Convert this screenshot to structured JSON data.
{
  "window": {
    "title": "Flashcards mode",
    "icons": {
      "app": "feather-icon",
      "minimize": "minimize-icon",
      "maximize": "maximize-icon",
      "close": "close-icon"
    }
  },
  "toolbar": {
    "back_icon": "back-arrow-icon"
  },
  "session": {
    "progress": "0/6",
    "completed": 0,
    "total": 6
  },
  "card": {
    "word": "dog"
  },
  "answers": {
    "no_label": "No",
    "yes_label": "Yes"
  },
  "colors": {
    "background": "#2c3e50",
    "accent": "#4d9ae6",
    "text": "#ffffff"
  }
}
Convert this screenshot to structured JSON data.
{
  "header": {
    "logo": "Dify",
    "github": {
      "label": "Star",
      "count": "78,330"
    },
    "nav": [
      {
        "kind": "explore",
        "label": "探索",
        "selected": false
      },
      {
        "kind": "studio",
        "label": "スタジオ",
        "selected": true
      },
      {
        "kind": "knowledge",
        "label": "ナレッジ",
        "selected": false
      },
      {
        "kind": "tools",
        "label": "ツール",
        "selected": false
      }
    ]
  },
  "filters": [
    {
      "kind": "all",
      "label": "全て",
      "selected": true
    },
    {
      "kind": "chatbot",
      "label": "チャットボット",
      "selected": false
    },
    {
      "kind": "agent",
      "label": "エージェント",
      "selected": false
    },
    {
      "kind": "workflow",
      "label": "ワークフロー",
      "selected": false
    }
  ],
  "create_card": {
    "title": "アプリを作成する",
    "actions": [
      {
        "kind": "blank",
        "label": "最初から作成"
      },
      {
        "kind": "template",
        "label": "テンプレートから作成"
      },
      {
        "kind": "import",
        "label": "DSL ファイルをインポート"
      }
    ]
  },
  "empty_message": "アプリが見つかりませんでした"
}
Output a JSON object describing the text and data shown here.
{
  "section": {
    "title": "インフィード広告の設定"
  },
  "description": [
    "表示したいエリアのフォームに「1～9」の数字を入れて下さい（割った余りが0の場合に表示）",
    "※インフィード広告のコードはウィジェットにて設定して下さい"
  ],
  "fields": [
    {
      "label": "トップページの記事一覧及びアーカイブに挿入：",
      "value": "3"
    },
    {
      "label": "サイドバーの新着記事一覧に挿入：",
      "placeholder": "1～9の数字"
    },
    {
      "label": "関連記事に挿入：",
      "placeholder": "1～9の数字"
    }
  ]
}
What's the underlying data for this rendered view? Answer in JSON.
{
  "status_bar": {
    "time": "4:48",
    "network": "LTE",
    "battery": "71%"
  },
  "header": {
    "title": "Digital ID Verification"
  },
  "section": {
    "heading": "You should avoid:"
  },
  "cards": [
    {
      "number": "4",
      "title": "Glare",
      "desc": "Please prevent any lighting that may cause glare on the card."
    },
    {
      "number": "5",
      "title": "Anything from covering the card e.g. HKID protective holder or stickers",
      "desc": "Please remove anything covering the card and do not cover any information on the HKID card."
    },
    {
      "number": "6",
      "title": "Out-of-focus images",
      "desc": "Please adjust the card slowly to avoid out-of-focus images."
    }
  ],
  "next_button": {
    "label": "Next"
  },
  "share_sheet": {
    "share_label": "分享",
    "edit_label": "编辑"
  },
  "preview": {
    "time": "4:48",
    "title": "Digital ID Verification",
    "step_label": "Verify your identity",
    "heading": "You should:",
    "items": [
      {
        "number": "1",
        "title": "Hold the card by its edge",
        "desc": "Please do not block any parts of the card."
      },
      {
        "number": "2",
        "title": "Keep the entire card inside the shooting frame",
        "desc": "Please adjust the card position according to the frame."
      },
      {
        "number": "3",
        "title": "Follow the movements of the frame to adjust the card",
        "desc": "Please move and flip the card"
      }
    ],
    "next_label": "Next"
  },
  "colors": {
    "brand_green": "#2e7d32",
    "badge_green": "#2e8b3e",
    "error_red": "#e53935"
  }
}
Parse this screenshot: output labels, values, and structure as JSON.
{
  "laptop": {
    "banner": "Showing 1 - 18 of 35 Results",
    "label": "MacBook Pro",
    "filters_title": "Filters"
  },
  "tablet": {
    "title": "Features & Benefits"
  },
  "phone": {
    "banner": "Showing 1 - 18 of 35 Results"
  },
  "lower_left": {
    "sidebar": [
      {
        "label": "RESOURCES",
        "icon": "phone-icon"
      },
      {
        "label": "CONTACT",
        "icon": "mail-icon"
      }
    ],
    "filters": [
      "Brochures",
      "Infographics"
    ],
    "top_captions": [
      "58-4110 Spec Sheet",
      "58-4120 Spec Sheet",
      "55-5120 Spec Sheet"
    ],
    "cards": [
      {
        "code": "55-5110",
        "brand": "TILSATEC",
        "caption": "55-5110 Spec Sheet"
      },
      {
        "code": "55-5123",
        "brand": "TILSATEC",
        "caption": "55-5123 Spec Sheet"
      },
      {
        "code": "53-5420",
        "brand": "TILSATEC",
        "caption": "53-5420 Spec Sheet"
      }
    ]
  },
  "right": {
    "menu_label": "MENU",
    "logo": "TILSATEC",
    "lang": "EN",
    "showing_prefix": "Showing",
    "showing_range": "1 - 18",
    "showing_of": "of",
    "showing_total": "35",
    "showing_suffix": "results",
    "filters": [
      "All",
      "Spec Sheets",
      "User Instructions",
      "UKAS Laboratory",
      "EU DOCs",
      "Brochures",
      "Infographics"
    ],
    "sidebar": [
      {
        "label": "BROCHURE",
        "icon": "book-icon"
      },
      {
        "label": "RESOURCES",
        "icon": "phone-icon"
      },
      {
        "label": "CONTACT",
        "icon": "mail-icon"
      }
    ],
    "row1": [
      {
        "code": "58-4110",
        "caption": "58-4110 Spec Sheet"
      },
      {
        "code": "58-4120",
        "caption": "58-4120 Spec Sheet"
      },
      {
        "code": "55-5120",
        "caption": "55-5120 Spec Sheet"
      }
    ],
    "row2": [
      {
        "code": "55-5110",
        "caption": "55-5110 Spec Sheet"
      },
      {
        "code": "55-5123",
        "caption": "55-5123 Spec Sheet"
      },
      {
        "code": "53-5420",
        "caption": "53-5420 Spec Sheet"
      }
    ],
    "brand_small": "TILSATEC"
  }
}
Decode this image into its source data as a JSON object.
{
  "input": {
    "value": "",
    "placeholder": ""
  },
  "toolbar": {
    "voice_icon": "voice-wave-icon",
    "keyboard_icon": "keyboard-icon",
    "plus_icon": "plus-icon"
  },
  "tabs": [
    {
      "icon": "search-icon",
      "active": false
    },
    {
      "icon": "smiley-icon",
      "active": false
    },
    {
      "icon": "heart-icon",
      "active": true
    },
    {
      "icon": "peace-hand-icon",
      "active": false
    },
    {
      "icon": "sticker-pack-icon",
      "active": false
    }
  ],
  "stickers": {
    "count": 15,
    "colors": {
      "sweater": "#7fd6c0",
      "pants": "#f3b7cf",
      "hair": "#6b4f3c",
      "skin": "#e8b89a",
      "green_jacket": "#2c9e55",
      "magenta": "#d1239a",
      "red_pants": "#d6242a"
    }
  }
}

#####

YOUR TASK:
Provide all the records again, word for word.

TASK SOLUTION:
Convert this screenshot to structured JSON data.
{
  "window": {
    "title": "Flashcards mode",
    "icons": {
      "app": "feather-icon",
      "minimize": "minimize-icon",
      "maximize": "maximize-icon",
      "close": "close-icon"
    }
  },
  "toolbar": {
    "back_icon": "back-arrow-icon"
  },
  "session": {
    "progress": "0/6",
    "completed": 0,
    "total": 6
  },
  "card": {
    "word": "dog"
  },
  "answers": {
    "no_label": "No",
    "yes_label": "Yes"
  },
  "colors": {
    "background": "#2c3e50",
    "accent": "#4d9ae6",
    "text": "#ffffff"
  }
}
Convert this screenshot to structured JSON data.
{
  "header": {
    "logo": "Dify",
    "github": {
      "label": "Star",
      "count": "78,330"
    },
    "nav": [
      {
        "kind": "explore",
        "label": "探索",
        "selected": false
      },
      {
        "kind": "studio",
        "label": "スタジオ",
        "selected": true
      },
      {
        "kind": "knowledge",
        "label": "ナレッジ",
        "selected": false
      },
      {
        "kind": "tools",
        "label": "ツール",
        "selected": false
      }
    ]
  },
  "filters": [
    {
      "kind": "all",
      "label": "全て",
      "selected": true
    },
    {
      "kind": "chatbot",
      "label": "チャットボット",
      "selected": false
    },
    {
      "kind": "agent",
      "label": "エージェント",
      "selected": false
    },
    {
      "kind": "workflow",
      "label": "ワークフロー",
      "selected": false
    }
  ],
  "create_card": {
    "title": "アプリを作成する",
    "actions": [
      {
        "kind": "blank",
        "label": "最初から作成"
      },
      {
        "kind": "template",
        "label": "テンプレートから作成"
      },
      {
        "kind": "import",
        "label": "DSL ファイルをインポート"
      }
    ]
  },
  "empty_message": "アプリが見つかりませんでした"
}
Output a JSON object describing the text and data shown here.
{
  "section": {
    "title": "インフィード広告の設定"
  },
  "description": [
    "表示したいエリアのフォームに「1～9」の数字を入れて下さい（割った余りが0の場合に表示）",
    "※インフィード広告のコードはウィジェットにて設定して下さい"
  ],
  "fields": [
    {
      "label": "トップページの記事一覧及びアーカイブに挿入：",
      "value": "3"
    },
    {
      "label": "サイドバーの新着記事一覧に挿入：",
      "placeholder": "1～9の数字"
    },
    {
      "label": "関連記事に挿入：",
      "placeholder": "1～9の数字"
    }
  ]
}
What's the underlying data for this rendered view? Answer in JSON.
{
  "status_bar": {
    "time": "4:48",
    "network": "LTE",
    "battery": "71%"
  },
  "header": {
    "title": "Digital ID Verification"
  },
  "section": {
    "heading": "You should avoid:"
  },
  "cards": [
    {
      "number": "4",
      "title": "Glare",
      "desc": "Please prevent any lighting that may cause glare on the card."
    },
    {
      "number": "5",
      "title": "Anything from covering the card e.g. HKID protective holder or stickers",
      "desc": "Please remove anything covering the card and do not cover any information on the HKID card."
    },
    {
      "number": "6",
      "title": "Out-of-focus images",
      "desc": "Please adjust the card slowly to avoid out-of-focus images."
    }
  ],
  "next_button": {
    "label": "Next"
  },
  "share_sheet": {
    "share_label": "分享",
    "edit_label": "编辑"
  },
  "preview": {
    "time": "4:48",
    "title": "Digital ID Verification",
    "step_label": "Verify your identity",
    "heading": "You should:",
    "items": [
      {
        "number": "1",
        "title": "Hold the card by its edge",
        "desc": "Please do not block any parts of the card."
      },
      {
        "number": "2",
        "title": "Keep the entire card inside the shooting frame",
        "desc": "Please adjust the card position according to the frame."
      },
      {
        "number": "3",
        "title": "Follow the movements of the frame to adjust the card",
        "desc": "Please move and flip the card"
      }
    ],
    "next_label": "Next"
  },
  "colors": {
    "brand_green": "#2e7d32",
    "badge_green": "#2e8b3e",
    "error_red": "#e53935"
  }
}
Parse this screenshot: output labels, values, and structure as JSON.
{
  "laptop": {
    "banner": "Showing 1 - 18 of 35 Results",
    "label": "MacBook Pro",
    "filters_title": "Filters"
  },
  "tablet": {
    "title": "Features & Benefits"
  },
  "phone": {
    "banner": "Showing 1 - 18 of 35 Results"
  },
  "lower_left": {
    "sidebar": [
      {
        "label": "RESOURCES",
        "icon": "phone-icon"
      },
      {
        "label": "CONTACT",
        "icon": "mail-icon"
      }
    ],
    "filters": [
      "Brochures",
      "Infographics"
    ],
    "top_captions": [
      "58-4110 Spec Sheet",
      "58-4120 Spec Sheet",
      "55-5120 Spec Sheet"
    ],
    "cards": [
      {
        "code": "55-5110",
        "brand": "TILSATEC",
        "caption": "55-5110 Spec Sheet"
      },
      {
        "code": "55-5123",
        "brand": "TILSATEC",
        "caption": "55-5123 Spec Sheet"
      },
      {
        "code": "53-5420",
        "brand": "TILSATEC",
        "caption": "53-5420 Spec Sheet"
      }
    ]
  },
  "right": {
    "menu_label": "MENU",
    "logo": "TILSATEC",
    "lang": "EN",
    "showing_prefix": "Showing",
    "showing_range": "1 - 18",
    "showing_of": "of",
    "showing_total": "35",
    "showing_suffix": "results",
    "filters": [
      "All",
      "Spec Sheets",
      "User Instructions",
      "UKAS Laboratory",
      "EU DOCs",
      "Brochures",
      "Infographics"
    ],
    "sidebar": [
      {
        "label": "BROCHURE",
        "icon": "book-icon"
      },
      {
        "label": "RESOURCES",
        "icon": "phone-icon"
      },
      {
        "label": "CONTACT",
        "icon": "mail-icon"
      }
    ],
    "row1": [
      {
        "code": "58-4110",
        "caption": "58-4110 Spec Sheet"
      },
      {
        "code": "58-4120",
        "caption": "58-4120 Spec Sheet"
      },
      {
        "code": "55-5120",
        "caption": "55-5120 Spec Sheet"
      }
    ],
    "row2": [
      {
        "code": "55-5110",
        "caption": "55-5110 Spec Sheet"
      },
      {
        "code": "55-5123",
        "caption": "55-5123 Spec Sheet"
      },
      {
        "code": "53-5420",
        "caption": "53-5420 Spec Sheet"
      }
    ],
    "brand_small": "TILSATEC"
  }
}
Decode this image into its source data as a JSON object.
{
  "input": {
    "value": "",
    "placeholder": ""
  },
  "toolbar": {
    "voice_icon": "voice-wave-icon",
    "keyboard_icon": "keyboard-icon",
    "plus_icon": "plus-icon"
  },
  "tabs": [
    {
      "icon": "search-icon",
      "active": false
    },
    {
      "icon": "smiley-icon",
      "active": false
    },
    {
      "icon": "heart-icon",
      "active": true
    },
    {
      "icon": "peace-hand-icon",
      "active": false
    },
    {
      "icon": "sticker-pack-icon",
      "active": false
    }
  ],
  "stickers": {
    "count": 15,
    "colors": {
      "sweater": "#7fd6c0",
      "pants": "#f3b7cf",
      "hair": "#6b4f3c",
      "skin": "#e8b89a",
      "green_jacket": "#2c9e55",
      "magenta": "#d1239a",
      "red_pants": "#d6242a"
    }
  }
}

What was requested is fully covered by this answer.